- **Aim**:
Lines that include the word "icon" are the ones to copy.

- **Provided material**:
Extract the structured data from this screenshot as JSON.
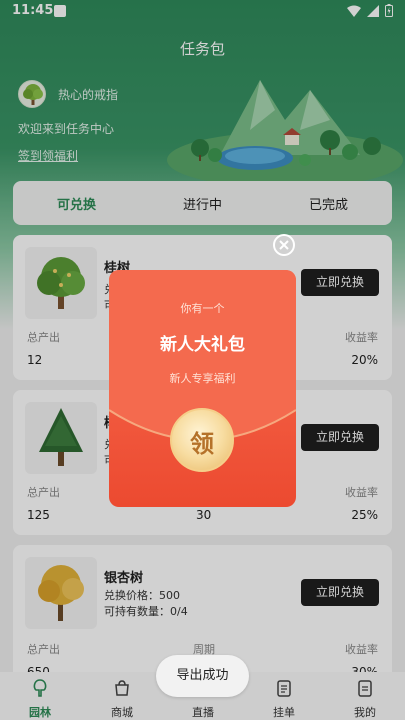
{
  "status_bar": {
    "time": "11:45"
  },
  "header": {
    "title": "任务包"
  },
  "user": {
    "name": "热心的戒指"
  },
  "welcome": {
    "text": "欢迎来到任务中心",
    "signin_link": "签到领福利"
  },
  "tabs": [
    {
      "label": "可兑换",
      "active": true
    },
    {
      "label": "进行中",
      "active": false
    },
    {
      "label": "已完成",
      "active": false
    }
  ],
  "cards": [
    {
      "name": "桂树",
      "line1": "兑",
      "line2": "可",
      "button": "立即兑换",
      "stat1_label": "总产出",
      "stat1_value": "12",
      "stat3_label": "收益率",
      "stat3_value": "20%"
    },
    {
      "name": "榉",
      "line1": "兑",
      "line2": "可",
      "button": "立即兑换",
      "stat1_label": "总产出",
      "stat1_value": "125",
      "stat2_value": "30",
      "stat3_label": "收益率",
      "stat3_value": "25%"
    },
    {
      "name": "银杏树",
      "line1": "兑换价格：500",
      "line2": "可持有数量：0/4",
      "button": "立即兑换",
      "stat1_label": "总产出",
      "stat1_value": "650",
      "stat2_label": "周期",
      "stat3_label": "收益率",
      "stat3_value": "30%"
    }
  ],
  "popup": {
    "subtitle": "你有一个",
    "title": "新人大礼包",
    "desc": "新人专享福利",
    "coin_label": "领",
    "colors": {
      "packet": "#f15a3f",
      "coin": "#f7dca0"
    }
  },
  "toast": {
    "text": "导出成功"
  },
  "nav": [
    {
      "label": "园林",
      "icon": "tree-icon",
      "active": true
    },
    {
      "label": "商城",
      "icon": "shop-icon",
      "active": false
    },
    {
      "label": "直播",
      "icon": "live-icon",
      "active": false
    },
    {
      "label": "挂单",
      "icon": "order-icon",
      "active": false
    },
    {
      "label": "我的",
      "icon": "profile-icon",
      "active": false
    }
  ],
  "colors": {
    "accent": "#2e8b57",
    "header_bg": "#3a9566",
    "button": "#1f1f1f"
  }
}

- **Solution for this problem**:
      "icon": "tree-icon",
      "icon": "shop-icon",
      "icon": "live-icon",
      "icon": "order-icon",
      "icon": "profile-icon",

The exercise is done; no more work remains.